Give only the number of lines that hold the word "JSON".

Start Records for processing

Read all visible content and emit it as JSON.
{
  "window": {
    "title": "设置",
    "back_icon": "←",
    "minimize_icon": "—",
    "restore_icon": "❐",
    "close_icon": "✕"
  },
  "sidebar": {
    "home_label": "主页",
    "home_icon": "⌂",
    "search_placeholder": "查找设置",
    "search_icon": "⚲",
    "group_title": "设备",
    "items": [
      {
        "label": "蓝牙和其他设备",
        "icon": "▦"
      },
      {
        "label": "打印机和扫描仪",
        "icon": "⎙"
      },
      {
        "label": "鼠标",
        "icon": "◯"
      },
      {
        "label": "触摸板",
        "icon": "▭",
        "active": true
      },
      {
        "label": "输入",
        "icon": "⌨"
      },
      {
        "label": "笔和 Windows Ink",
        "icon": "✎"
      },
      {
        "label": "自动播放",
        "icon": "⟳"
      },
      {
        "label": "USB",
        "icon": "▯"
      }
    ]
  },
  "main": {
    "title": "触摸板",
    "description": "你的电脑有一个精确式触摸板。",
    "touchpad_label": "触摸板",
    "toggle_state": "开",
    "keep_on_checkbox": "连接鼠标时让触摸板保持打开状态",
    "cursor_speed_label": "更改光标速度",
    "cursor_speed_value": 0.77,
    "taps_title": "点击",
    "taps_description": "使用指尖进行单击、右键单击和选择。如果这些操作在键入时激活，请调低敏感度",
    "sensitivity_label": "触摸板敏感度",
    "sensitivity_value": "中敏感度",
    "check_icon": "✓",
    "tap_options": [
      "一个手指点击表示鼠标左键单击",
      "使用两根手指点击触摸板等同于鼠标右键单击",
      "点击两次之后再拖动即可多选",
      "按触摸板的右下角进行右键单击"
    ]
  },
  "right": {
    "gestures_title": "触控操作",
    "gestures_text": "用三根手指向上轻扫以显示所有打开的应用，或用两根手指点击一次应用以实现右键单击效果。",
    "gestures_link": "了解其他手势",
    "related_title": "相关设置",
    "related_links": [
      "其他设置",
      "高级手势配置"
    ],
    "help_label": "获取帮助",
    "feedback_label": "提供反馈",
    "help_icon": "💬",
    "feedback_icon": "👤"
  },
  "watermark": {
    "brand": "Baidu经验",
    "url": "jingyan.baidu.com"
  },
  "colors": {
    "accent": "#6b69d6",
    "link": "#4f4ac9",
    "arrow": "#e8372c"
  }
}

End Records for processing
Start Records for processing

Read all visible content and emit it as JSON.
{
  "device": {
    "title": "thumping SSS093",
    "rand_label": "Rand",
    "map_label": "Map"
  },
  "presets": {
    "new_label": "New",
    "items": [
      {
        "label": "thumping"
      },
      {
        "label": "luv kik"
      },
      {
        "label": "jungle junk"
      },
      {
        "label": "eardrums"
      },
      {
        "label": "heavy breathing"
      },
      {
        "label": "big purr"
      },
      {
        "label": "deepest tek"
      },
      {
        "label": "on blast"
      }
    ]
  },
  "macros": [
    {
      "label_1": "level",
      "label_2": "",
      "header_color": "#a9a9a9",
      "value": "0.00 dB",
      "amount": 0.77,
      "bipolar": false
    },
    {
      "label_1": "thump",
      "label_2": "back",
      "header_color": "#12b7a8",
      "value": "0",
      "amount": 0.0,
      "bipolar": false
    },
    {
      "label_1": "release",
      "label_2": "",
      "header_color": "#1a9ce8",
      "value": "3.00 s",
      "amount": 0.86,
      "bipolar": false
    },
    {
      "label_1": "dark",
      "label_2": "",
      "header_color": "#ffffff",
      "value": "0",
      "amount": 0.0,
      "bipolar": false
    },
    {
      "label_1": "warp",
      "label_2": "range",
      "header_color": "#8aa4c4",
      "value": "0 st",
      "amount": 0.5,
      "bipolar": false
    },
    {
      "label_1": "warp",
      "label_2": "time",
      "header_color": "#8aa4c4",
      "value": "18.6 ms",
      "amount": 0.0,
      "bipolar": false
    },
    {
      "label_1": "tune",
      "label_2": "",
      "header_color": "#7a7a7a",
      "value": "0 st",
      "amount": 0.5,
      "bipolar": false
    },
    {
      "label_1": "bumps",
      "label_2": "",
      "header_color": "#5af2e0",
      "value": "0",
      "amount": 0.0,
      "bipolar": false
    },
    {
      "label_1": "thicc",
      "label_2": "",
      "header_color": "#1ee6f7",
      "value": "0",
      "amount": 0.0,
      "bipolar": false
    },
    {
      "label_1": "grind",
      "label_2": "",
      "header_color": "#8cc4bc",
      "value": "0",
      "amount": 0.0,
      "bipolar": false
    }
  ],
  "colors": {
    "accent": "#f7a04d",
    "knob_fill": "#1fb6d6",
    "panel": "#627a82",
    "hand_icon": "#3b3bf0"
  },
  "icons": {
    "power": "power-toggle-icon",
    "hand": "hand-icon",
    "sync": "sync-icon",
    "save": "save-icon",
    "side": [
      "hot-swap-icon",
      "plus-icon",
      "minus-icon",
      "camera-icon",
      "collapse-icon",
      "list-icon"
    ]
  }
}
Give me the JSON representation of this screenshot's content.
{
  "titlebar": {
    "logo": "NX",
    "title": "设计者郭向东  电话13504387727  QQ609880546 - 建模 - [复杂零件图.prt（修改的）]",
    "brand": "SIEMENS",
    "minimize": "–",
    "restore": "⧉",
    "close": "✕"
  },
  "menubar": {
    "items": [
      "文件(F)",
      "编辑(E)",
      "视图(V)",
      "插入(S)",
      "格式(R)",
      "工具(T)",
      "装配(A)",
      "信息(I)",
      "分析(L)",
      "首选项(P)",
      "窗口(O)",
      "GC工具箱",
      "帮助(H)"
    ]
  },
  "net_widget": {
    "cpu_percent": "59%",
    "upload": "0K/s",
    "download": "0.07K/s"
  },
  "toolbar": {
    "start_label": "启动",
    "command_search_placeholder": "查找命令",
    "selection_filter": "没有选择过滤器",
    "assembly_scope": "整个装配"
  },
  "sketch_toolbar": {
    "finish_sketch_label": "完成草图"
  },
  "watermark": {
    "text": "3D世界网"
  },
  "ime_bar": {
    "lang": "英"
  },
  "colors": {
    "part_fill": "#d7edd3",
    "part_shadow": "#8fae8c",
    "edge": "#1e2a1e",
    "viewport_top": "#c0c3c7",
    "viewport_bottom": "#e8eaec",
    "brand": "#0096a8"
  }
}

End Records for processing
Start Records for processing

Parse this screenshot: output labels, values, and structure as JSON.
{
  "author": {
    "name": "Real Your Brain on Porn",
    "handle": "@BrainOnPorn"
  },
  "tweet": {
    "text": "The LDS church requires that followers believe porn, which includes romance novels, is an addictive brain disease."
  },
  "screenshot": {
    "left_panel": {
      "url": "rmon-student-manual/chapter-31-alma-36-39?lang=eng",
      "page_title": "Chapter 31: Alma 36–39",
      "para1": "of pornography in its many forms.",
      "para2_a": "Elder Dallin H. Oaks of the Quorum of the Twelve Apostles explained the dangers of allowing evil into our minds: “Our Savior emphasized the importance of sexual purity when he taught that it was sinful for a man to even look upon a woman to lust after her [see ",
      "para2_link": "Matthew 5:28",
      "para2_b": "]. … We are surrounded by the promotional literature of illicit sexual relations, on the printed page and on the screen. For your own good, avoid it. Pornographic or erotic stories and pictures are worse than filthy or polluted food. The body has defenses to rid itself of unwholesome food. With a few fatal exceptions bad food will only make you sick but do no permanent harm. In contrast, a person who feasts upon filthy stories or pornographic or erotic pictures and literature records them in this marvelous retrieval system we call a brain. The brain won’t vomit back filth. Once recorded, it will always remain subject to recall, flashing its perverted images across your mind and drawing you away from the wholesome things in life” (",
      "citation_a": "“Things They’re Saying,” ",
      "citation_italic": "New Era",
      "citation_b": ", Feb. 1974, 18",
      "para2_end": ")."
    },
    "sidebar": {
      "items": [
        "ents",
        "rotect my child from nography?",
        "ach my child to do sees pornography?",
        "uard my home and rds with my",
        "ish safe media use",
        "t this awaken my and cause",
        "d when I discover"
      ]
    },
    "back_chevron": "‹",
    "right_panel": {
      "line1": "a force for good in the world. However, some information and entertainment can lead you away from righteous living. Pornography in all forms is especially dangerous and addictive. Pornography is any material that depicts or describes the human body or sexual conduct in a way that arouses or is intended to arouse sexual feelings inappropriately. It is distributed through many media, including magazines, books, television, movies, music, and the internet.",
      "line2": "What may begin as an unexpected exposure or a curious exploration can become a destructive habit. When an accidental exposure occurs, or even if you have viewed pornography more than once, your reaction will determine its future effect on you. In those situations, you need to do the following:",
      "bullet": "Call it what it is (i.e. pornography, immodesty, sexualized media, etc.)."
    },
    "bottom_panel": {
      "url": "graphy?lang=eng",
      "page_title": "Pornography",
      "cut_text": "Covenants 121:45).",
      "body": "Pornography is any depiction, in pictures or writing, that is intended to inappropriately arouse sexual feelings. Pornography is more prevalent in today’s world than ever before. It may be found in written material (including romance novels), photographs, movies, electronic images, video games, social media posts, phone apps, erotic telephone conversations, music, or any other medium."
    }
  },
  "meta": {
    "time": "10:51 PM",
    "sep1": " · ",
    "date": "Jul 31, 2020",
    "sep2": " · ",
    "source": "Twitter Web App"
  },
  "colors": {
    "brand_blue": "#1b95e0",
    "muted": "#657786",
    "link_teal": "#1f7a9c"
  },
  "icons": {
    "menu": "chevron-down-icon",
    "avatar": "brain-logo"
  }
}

End Records for processing

Reply to the task
4